▶ [DIRECTIONS] Print out every record exactly as it appears.

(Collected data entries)
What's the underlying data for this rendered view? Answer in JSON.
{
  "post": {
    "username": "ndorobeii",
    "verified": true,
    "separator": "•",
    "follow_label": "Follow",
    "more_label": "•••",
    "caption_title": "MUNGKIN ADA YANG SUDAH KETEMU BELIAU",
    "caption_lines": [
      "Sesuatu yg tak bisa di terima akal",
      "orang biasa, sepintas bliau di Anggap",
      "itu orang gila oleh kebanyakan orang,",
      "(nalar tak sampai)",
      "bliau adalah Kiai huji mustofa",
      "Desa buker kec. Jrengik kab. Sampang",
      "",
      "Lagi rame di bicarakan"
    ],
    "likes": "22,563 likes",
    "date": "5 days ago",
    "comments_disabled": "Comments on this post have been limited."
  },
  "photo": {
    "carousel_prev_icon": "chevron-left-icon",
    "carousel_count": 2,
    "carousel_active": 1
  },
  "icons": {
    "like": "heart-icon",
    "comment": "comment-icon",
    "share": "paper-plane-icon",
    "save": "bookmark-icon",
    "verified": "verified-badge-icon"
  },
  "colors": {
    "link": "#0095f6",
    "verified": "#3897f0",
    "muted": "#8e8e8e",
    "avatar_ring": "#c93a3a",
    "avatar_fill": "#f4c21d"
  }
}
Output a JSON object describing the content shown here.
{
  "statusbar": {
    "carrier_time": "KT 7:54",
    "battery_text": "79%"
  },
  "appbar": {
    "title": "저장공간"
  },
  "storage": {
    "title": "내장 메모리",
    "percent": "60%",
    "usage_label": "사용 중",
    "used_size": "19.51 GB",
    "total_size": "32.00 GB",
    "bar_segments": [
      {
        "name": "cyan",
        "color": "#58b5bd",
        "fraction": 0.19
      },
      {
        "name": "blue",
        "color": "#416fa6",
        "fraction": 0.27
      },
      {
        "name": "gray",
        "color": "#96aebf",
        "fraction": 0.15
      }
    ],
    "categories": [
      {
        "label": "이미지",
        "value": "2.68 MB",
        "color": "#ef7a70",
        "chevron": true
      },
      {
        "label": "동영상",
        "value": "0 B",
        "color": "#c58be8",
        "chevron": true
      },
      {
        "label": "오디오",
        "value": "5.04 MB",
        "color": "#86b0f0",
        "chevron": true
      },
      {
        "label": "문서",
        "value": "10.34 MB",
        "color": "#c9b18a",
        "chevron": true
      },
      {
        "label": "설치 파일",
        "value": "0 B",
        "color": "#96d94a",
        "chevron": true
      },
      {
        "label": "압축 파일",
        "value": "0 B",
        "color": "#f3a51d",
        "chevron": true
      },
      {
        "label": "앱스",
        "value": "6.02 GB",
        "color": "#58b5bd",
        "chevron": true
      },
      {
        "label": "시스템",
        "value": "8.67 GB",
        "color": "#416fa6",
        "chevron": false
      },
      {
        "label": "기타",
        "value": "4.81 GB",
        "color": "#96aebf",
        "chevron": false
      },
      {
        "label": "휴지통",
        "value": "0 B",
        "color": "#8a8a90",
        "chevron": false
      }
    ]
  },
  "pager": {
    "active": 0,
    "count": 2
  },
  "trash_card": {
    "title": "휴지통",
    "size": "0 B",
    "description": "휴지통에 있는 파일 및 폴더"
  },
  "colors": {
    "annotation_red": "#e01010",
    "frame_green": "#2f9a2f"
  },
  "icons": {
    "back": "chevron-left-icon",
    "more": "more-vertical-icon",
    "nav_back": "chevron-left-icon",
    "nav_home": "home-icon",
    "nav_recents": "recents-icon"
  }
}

▶ [COMPLETE RESPONSE]
What's the underlying data for this rendered view? Answer in JSON.
{
  "post": {
    "username": "ndorobeii",
    "verified": true,
    "separator": "•",
    "follow_label": "Follow",
    "more_label": "•••",
    "caption_title": "MUNGKIN ADA YANG SUDAH KETEMU BELIAU",
    "caption_lines": [
      "Sesuatu yg tak bisa di terima akal",
      "orang biasa, sepintas bliau di Anggap",
      "itu orang gila oleh kebanyakan orang,",
      "(nalar tak sampai)",
      "bliau adalah Kiai huji mustofa",
      "Desa buker kec. Jrengik kab. Sampang",
      "",
      "Lagi rame di bicarakan"
    ],
    "likes": "22,563 likes",
    "date": "5 days ago",
    "comments_disabled": "Comments on this post have been limited."
  },
  "photo": {
    "carousel_prev_icon": "chevron-left-icon",
    "carousel_count": 2,
    "carousel_active": 1
  },
  "icons": {
    "like": "heart-icon",
    "comment": "comment-icon",
    "share": "paper-plane-icon",
    "save": "bookmark-icon",
    "verified": "verified-badge-icon"
  },
  "colors": {
    "link": "#0095f6",
    "verified": "#3897f0",
    "muted": "#8e8e8e",
    "avatar_ring": "#c93a3a",
    "avatar_fill": "#f4c21d"
  }
}
Output a JSON object describing the content shown here.
{
  "statusbar": {
    "carrier_time": "KT 7:54",
    "battery_text": "79%"
  },
  "appbar": {
    "title": "저장공간"
  },
  "storage": {
    "title": "내장 메모리",
    "percent": "60%",
    "usage_label": "사용 중",
    "used_size": "19.51 GB",
    "total_size": "32.00 GB",
    "bar_segments": [
      {
        "name": "cyan",
        "color": "#58b5bd",
        "fraction": 0.19
      },
      {
        "name": "blue",
        "color": "#416fa6",
        "fraction": 0.27
      },
      {
        "name": "gray",
        "color": "#96aebf",
        "fraction": 0.15
      }
    ],
    "categories": [
      {
        "label": "이미지",
        "value": "2.68 MB",
        "color": "#ef7a70",
        "chevron": true
      },
      {
        "label": "동영상",
        "value": "0 B",
        "color": "#c58be8",
        "chevron": true
      },
      {
        "label": "오디오",
        "value": "5.04 MB",
        "color": "#86b0f0",
        "chevron": true
      },
      {
        "label": "문서",
        "value": "10.34 MB",
        "color": "#c9b18a",
        "chevron": true
      },
      {
        "label": "설치 파일",
        "value": "0 B",
        "color": "#96d94a",
        "chevron": true
      },
      {
        "label": "압축 파일",
        "value": "0 B",
        "color": "#f3a51d",
        "chevron": true
      },
      {
        "label": "앱스",
        "value": "6.02 GB",
        "color": "#58b5bd",
        "chevron": true
      },
      {
        "label": "시스템",
        "value": "8.67 GB",
        "color": "#416fa6",
        "chevron": false
      },
      {
        "label": "기타",
        "value": "4.81 GB",
        "color": "#96aebf",
        "chevron": false
      },
      {
        "label": "휴지통",
        "value": "0 B",
        "color": "#8a8a90",
        "chevron": false
      }
    ]
  },
  "pager": {
    "active": 0,
    "count": 2
  },
  "trash_card": {
    "title": "휴지통",
    "size": "0 B",
    "description": "휴지통에 있는 파일 및 폴더"
  },
  "colors": {
    "annotation_red": "#e01010",
    "frame_green": "#2f9a2f"
  },
  "icons": {
    "back": "chevron-left-icon",
    "more": "more-vertical-icon",
    "nav_back": "chevron-left-icon",
    "nav_home": "home-icon",
    "nav_recents": "recents-icon"
  }
}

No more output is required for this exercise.